EXERCISE INSTRUCTIONS
Pick out each line in these entries that contains the string "Áudio".

* start DATA ENTRIES *

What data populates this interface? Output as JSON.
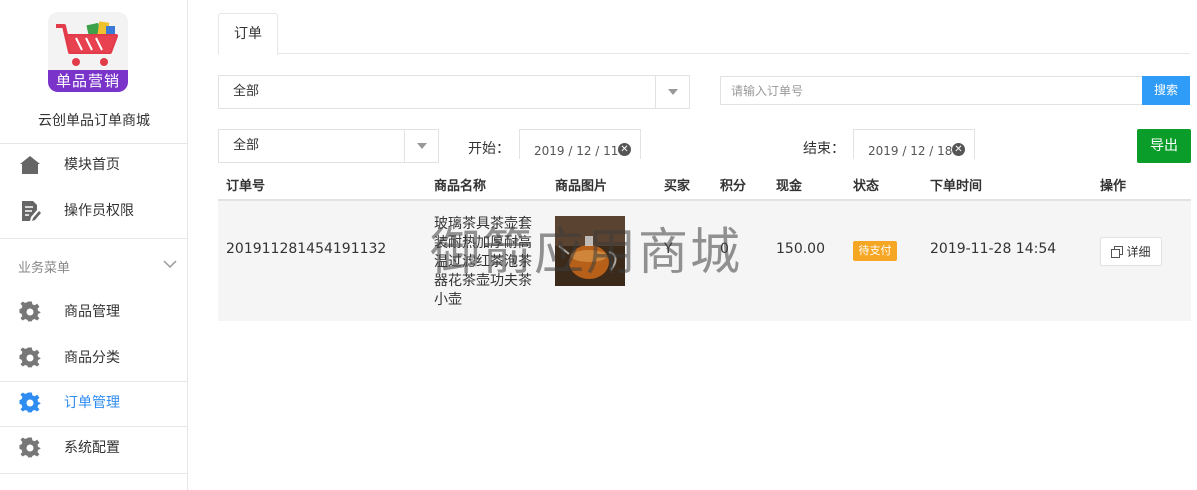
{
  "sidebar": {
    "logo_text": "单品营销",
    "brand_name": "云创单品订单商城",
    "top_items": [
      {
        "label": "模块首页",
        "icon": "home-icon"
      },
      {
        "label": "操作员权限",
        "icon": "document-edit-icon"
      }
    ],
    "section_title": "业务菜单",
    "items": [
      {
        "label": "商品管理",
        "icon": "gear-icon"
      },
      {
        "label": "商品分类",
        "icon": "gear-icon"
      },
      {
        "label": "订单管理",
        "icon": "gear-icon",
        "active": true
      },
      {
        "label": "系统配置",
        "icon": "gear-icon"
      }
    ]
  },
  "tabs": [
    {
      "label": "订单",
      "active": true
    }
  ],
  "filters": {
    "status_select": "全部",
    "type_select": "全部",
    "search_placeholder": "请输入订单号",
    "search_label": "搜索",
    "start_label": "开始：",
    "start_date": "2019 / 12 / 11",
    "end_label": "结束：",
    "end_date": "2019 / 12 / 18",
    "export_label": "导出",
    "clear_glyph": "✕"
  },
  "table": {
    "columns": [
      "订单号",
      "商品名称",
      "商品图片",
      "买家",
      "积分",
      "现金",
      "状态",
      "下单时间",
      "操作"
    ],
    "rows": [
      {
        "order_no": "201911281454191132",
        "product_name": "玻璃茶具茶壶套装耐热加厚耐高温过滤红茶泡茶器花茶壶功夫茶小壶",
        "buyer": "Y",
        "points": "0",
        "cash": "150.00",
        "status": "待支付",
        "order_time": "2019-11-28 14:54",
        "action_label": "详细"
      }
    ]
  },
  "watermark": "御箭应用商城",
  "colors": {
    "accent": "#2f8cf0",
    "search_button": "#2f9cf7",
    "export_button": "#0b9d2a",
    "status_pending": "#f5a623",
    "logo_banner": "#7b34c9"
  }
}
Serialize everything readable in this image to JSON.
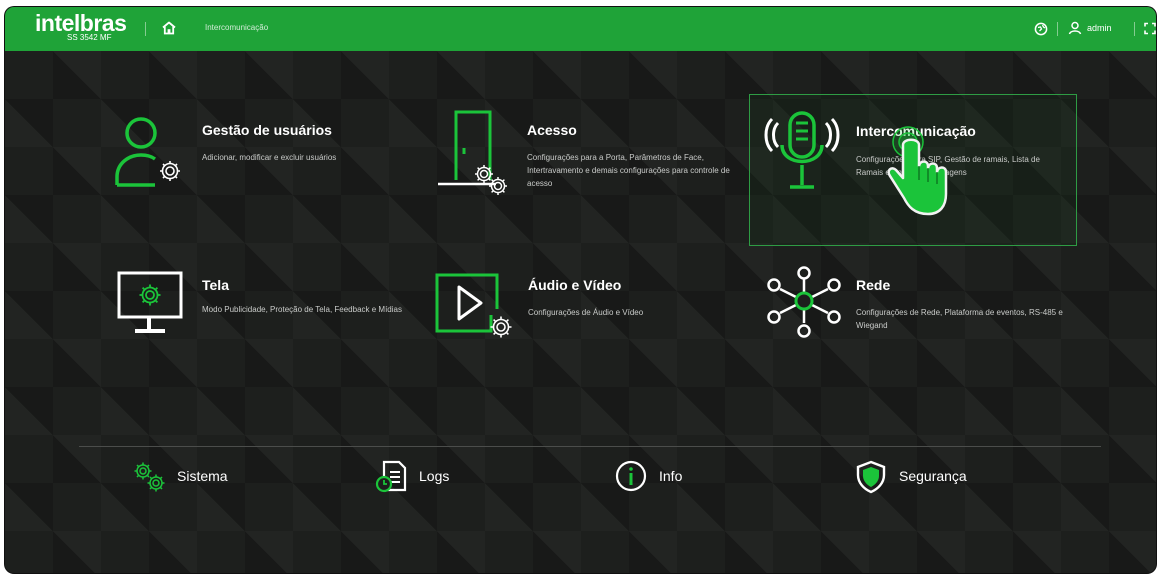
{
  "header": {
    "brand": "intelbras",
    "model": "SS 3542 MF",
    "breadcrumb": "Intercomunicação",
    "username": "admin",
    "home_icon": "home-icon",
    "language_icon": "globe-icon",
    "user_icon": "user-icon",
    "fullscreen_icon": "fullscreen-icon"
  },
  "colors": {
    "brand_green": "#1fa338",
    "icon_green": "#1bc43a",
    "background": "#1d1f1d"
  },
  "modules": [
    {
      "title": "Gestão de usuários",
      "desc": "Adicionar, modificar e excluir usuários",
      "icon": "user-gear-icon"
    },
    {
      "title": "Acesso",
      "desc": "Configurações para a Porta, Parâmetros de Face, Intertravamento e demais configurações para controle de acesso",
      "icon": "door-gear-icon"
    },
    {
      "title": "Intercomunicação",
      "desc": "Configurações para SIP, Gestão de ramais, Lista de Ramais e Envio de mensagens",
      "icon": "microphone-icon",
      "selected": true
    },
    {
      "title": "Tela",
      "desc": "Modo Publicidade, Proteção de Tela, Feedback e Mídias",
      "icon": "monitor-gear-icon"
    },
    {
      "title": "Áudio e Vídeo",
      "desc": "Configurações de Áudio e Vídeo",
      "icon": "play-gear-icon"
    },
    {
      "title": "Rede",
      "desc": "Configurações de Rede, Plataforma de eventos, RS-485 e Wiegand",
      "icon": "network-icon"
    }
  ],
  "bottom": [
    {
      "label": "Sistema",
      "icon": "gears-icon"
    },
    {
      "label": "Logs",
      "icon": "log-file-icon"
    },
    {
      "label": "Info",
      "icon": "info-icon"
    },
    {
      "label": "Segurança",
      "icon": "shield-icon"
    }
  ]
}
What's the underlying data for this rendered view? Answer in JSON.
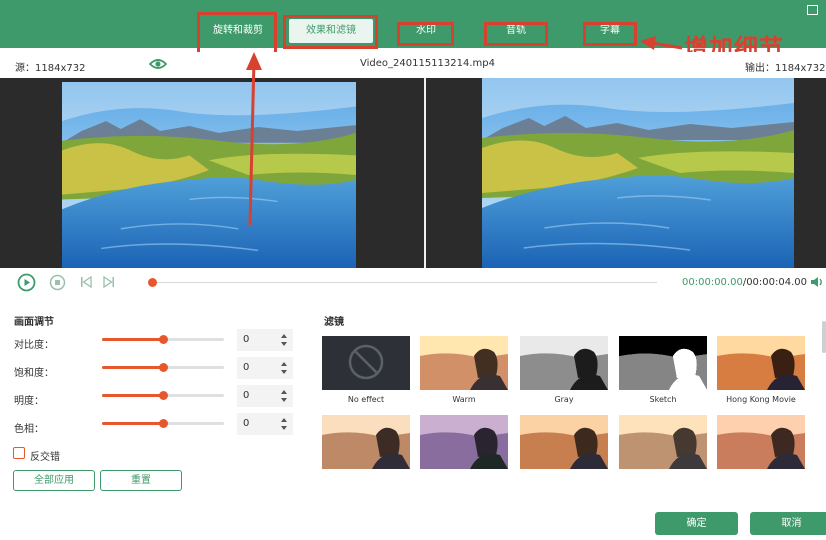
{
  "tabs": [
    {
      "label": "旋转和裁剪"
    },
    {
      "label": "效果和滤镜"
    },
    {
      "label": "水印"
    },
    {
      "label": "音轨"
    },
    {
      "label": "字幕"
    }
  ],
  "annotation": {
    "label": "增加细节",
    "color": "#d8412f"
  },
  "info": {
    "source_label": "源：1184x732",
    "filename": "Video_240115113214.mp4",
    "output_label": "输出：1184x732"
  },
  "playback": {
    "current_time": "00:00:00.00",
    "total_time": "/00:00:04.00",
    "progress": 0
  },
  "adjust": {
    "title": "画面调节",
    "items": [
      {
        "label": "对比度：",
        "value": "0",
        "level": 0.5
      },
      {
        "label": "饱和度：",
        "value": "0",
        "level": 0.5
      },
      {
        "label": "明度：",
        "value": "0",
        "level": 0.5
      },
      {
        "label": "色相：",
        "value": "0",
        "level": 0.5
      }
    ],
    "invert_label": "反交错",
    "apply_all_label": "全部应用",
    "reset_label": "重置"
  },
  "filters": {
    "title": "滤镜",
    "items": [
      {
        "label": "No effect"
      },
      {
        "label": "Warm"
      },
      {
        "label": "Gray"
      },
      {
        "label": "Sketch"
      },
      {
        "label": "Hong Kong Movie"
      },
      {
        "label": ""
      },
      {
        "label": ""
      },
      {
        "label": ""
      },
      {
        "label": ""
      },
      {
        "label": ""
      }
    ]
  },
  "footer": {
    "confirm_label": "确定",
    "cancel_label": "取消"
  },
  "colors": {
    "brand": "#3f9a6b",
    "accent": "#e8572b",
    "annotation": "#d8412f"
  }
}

* end DATA ENTRIES *

OUTPUT OF THE TASK
      "title": "Áudio e Vídeo",
      "desc": "Configurações de Áudio e Vídeo",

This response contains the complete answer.